What to work on:
[A] Reproduce everything in the passage about the earth giants below, from "The earth/stone giants, however, bring" down to "Thunberg! Wait, what?", word for word.
[B] In the passage about the earth giants below, who raised the dam that the giants bring down?

Text:
┌──

The earth/stone giants, however, bring us back to the Norse myths – they were the Jotunns or the trolls, they are the frost and stone giants of Marvel’s Thor. They are embodiments of a primal, untamed nature, and they did not like humans or their civilization; just watch them demolish the dam at the end of ‘Frozen 2’. They also live in the same forest, past the magic veil, where no civilization exists at all – and they are hostile to Anna and co. for no given reason, straight from the start. True, having stone brains probably doesn’t help, and Anna and co. were able to maneuver them into bringing down the evil dam… that was raised by the grandfather of Anna and Elsa, by the way… but hey, the balance between civilization and nature was restored! Go, Greta Thunberg! Wait, what?

└──

Supplied material:
┌──

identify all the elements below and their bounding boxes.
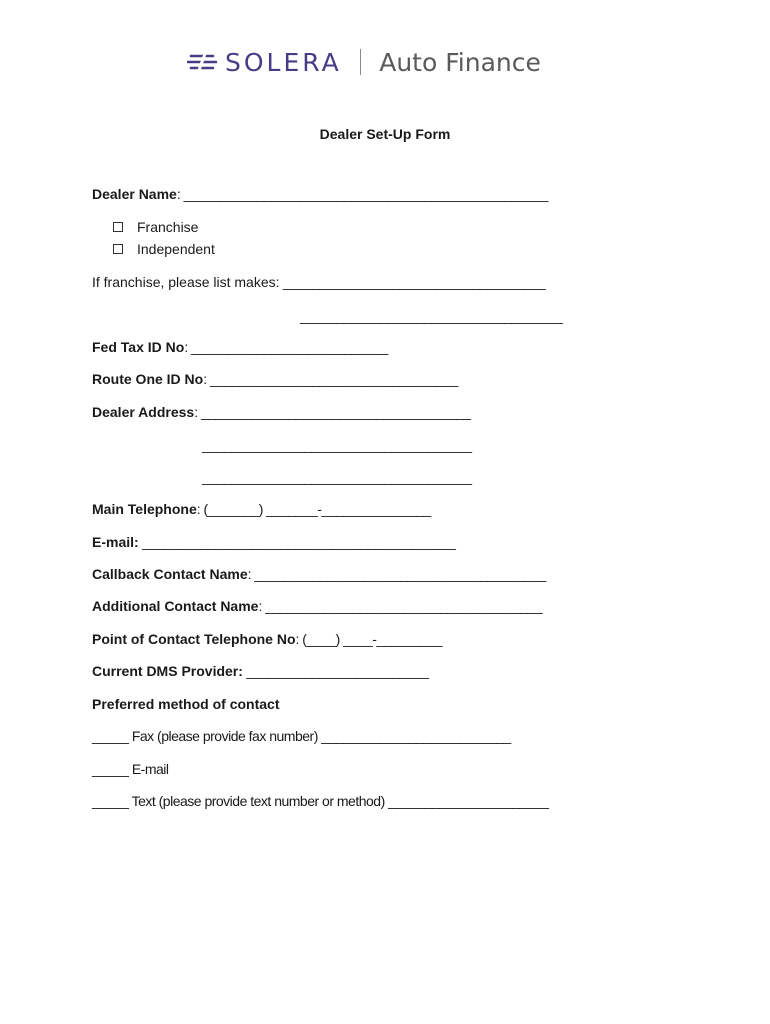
- franchise-makes-row: [92, 274, 545, 290]
- poc-telephone-label: Point of Contact Telephone No: [92, 631, 296, 647]
- email-field[interactable]: ___________________________________________: [138, 534, 456, 550]
- dealer-address-row-3: [202, 469, 472, 485]
- fed-tax-row: [92, 339, 388, 355]
- dms-provider-row: [92, 663, 428, 679]
- option-independent[interactable]: [113, 241, 215, 257]
- dealer-address-field-3[interactable]: _____________________________________: [202, 469, 472, 485]
- solera-logo: [187, 44, 541, 80]
- solera-mark-icon: [187, 50, 217, 74]
- dealer-name-label: Dealer Name: [92, 186, 177, 202]
- option-franchise[interactable]: [113, 219, 198, 235]
- dms-provider-field[interactable]: _________________________: [242, 663, 429, 679]
- contact-email-row[interactable]: [92, 761, 169, 777]
- logo-divider: [360, 49, 362, 75]
- option-label: Franchise: [137, 219, 199, 235]
- poc-telephone-row: [92, 631, 442, 647]
- main-telephone-row: [92, 501, 431, 517]
- dealer-address-label: Dealer Address: [92, 404, 195, 420]
- franchise-makes-label: If franchise, please list makes:: [92, 274, 280, 290]
- brand-name: SOLERA: [225, 47, 342, 77]
- fed-tax-label: Fed Tax ID No: [92, 339, 185, 355]
- dealer-address-row-2: [202, 437, 472, 453]
- fed-tax-field[interactable]: : ___________________________: [184, 339, 388, 355]
- route-one-row: [92, 371, 458, 387]
- email-row: [92, 534, 455, 550]
- route-one-field[interactable]: : __________________________________: [203, 371, 458, 387]
- checkbox-icon[interactable]: [113, 244, 123, 254]
- form-title: Dealer Set-Up Form: [319, 126, 451, 142]
- dealer-address-field-2[interactable]: _____________________________________: [202, 437, 472, 453]
- callback-contact-label: Callback Contact Name: [92, 566, 248, 582]
- main-telephone-label: Main Telephone: [92, 501, 197, 517]
- contact-email-option[interactable]: _____ E-mail: [92, 761, 169, 777]
- route-one-label: Route One ID No: [92, 371, 204, 387]
- additional-contact-label: Additional Contact Name: [92, 598, 259, 614]
- franchise-makes-row-2: [300, 308, 562, 324]
- callback-contact-field[interactable]: : ________________________________________: [247, 566, 546, 582]
- email-label: E-mail:: [92, 534, 139, 550]
- additional-contact-field[interactable]: : ______________________________________: [258, 598, 543, 614]
- product-name: Auto Finance: [379, 47, 541, 77]
- dms-provider-label: Current DMS Provider:: [92, 663, 243, 679]
- preferred-contact-label: Preferred method of contact: [92, 696, 280, 712]
- contact-text-option[interactable]: _____ Text (please provide text number or method) ______________________: [92, 793, 549, 809]
- franchise-makes-field[interactable]: ____________________________________: [279, 274, 546, 290]
- main-telephone-field[interactable]: : (_______) _______-_______________: [196, 501, 431, 517]
- preferred-contact-heading: [92, 696, 279, 712]
- contact-text-row[interactable]: [92, 793, 548, 809]
- dealer-address-row: [92, 404, 471, 420]
- dealer-name-row: [92, 186, 548, 202]
- contact-fax-option[interactable]: _____ Fax (please provide fax number) __________________________: [92, 728, 511, 744]
- additional-contact-row: [92, 598, 542, 614]
- callback-contact-row: [92, 566, 546, 582]
- poc-telephone-field[interactable]: : (____) ____-_________: [295, 631, 443, 647]
- checkbox-icon[interactable]: [113, 222, 123, 232]
- dealer-address-field[interactable]: : _____________________________________: [194, 404, 471, 420]
- contact-fax-row[interactable]: [92, 728, 511, 744]
- franchise-makes-field-2[interactable]: ____________________________________: [300, 308, 563, 324]
- dealer-name-field[interactable]: : __________________________________________________: [176, 186, 548, 202]
- option-label: Independent: [137, 241, 215, 257]
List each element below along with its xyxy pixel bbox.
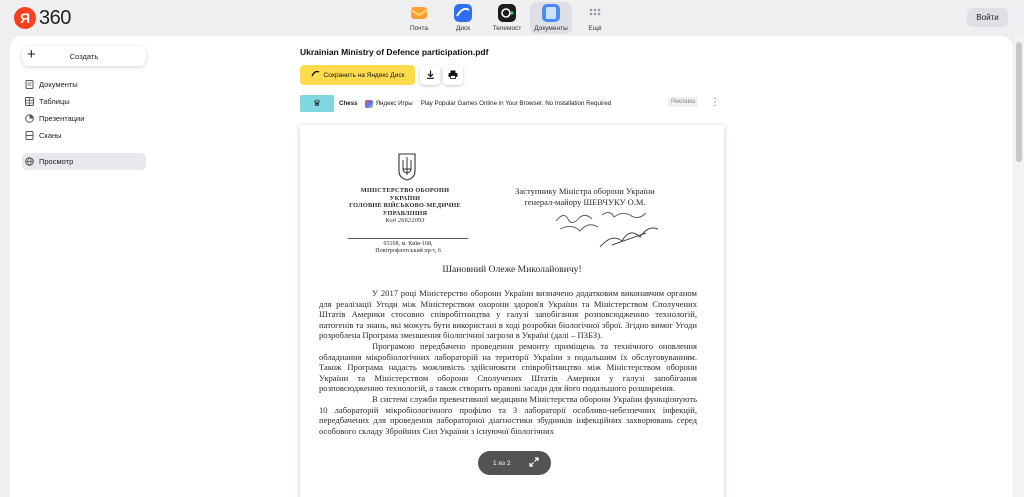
ad-banner[interactable]	[300, 95, 724, 112]
letter-paragraph: В системі служби превентивної медицини Міністерства оборони України функціонують 10 лабораторій мікробіологічного профілю та 3 лабораторії особливо-небезпечних інфекцій, передбачених для проведення лабораторної діагностики збудників інфекційних захворювань серед особового складу Збройних Сил України з існуючої біологічних	[319, 393, 697, 436]
scrollbar-thumb[interactable]	[1016, 42, 1022, 162]
page-navigator	[478, 451, 551, 475]
service-disk[interactable]	[442, 2, 484, 34]
ad-text: Play Popular Games Online in Your Browser. No Installation Required	[420, 100, 612, 107]
service-switcher	[398, 2, 616, 34]
scan-icon	[25, 131, 34, 140]
recipient-block	[490, 186, 680, 207]
logo-text: 360	[39, 6, 71, 29]
org-code: Код 26622093	[385, 217, 425, 225]
sidebar-item-presentations[interactable]	[22, 110, 146, 127]
handwritten-signature	[550, 207, 670, 255]
sidebar-item-label: Документы	[39, 80, 78, 89]
service-mail[interactable]	[398, 2, 440, 34]
save-button-label: Сохранить на Яндекс Диск	[323, 71, 405, 79]
trident-emblem-icon	[397, 153, 417, 181]
sidebar-item-label: Сканы	[39, 131, 62, 140]
more-icon	[586, 4, 604, 22]
disk-save-icon	[311, 70, 320, 80]
sidebar-item-documents[interactable]	[22, 76, 146, 93]
document-icon	[25, 80, 34, 89]
service-documents-label: Документы	[534, 25, 568, 32]
telemost-icon	[498, 4, 516, 22]
service-disk-label: Диск	[455, 25, 471, 32]
sidebar-item-label: Таблицы	[39, 97, 70, 106]
print-button[interactable]	[443, 65, 463, 85]
view-icon	[25, 157, 34, 166]
yandex-games-icon	[365, 100, 373, 108]
mail-icon	[410, 4, 428, 22]
ad-title: Chess	[339, 100, 358, 107]
sidebar-nav	[22, 76, 146, 170]
service-documents[interactable]	[530, 2, 572, 34]
sidebar-item-scans[interactable]	[22, 127, 146, 144]
table-icon	[25, 97, 34, 106]
org-line: ГОЛОВНЕ ВІЙСЬКОВО-МЕДИЧНЕ	[349, 202, 461, 210]
ad-badge: Реклама	[668, 97, 698, 107]
letter-paragraph: У 2017 році Міністерство оборони України визначено додатковим виконавчим органом для реалізації Угоди між Міністерством охорони здоров'я України та Міністерством Сполучених Штатів Америки стосовно співробітництва у галузі запобігання розповсюдженню технологій, патогенів та знань, які можуть бути використані в ході розробки біологічної зброї. Згідно вимог Угоди розроблена Програма зменшення біологічної загрози в Україні (далі – ПЗБЗ).	[319, 288, 697, 341]
print-icon	[448, 66, 458, 84]
letter-paragraph: Програмою передбачено проведення ремонту приміщень та технічного оновлення обладнання мікробіологічних лабораторій на території України з подальшим їх обслуговуванням. Також Програма надасть можливість здійснювати співробітництво між Міністерством оборони України та Міністерством оборони Сполучених Штатів Америки у галузі запобігання розповсюдженню технологій, а також створить правові засади для його подальшого розширення.	[319, 340, 697, 394]
top-bar	[0, 0, 1024, 36]
ad-source	[365, 100, 413, 108]
service-more-label: Ещё	[588, 25, 602, 32]
plus-icon: +	[27, 46, 36, 63]
org-divider	[348, 238, 468, 239]
recipient-line: генерал-майору ШЕВЧУКУ О.М.	[524, 196, 646, 207]
create-button-label: Создать	[69, 51, 99, 61]
download-button[interactable]	[420, 65, 440, 85]
letter-body	[319, 288, 697, 436]
sidebar-item-label: Просмотр	[39, 157, 74, 166]
disk-icon	[454, 4, 472, 22]
sidebar-item-tables[interactable]	[22, 93, 146, 110]
service-mail-label: Почта	[409, 25, 429, 32]
service-telemost-label: Телемост	[492, 25, 522, 32]
create-button[interactable]	[22, 46, 146, 66]
service-more[interactable]	[574, 2, 616, 34]
sender-organization	[340, 187, 470, 225]
org-line: УКРАЇНИ	[389, 194, 421, 202]
download-icon	[426, 66, 435, 84]
more-options-icon[interactable]: ⋮	[710, 97, 720, 108]
page-counter: 1 из 2	[493, 459, 511, 467]
save-to-disk-button[interactable]	[300, 65, 415, 85]
sidebar-item-label: Презентации	[39, 114, 85, 123]
document-page	[300, 125, 724, 497]
recipient-line: Заступнику Міністра оборони України	[515, 186, 655, 196]
document-title: Ukrainian Ministry of Defence participation.pdf	[300, 47, 489, 57]
chess-thumbnail: ♛	[300, 95, 334, 112]
yandex-360-logo[interactable]	[14, 7, 71, 29]
yandex-logo-icon: Я	[14, 7, 36, 29]
page-scrollbar[interactable]	[1014, 36, 1024, 497]
sidebar-item-view[interactable]	[22, 153, 146, 170]
address-line: Повітрофлотський пр-т, 6	[375, 248, 441, 255]
presentation-icon	[25, 114, 34, 123]
documents-icon	[542, 4, 560, 22]
login-button[interactable]: Войти	[967, 8, 1008, 27]
sender-address	[348, 241, 468, 256]
service-telemost[interactable]	[486, 2, 528, 34]
address-line: 03168, м. Київ-168,	[383, 241, 433, 247]
ad-source-label: Яндекс Игры	[375, 100, 413, 107]
org-line: МІНІСТЕРСТВО ОБОРОНИ	[360, 187, 450, 194]
org-line: УПРАВЛІННЯ	[382, 209, 428, 217]
letter-greeting: Шановний Олеже Миколайовичу!	[442, 264, 582, 275]
expand-icon[interactable]	[529, 457, 539, 469]
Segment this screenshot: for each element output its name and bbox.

└──

Solutions in order:
[A]
The earth/stone giants, however, bring us back to the Norse myths – they were the Jotunns or the trolls, they are the frost and stone giants of Marvel’s Thor. They are embodiments of a primal, untamed nature, and they did not like humans or their civilization; just watch them demolish the dam at the end of ‘Frozen 2’. They also live in the same forest, past the magic veil, where no civilization exists at all – and they are hostile to Anna and co. for no given reason, straight from the start. True, having stone brains probably doesn’t help, and Anna and co. were able to maneuver them into bringing down the evil dam… that was raised by the grandfather of Anna and Elsa, by the way… but hey, the balance between civilization and nature was restored! Go, Greta Thunberg! Wait, what?

[B] The grandfather of Anna and Elsa.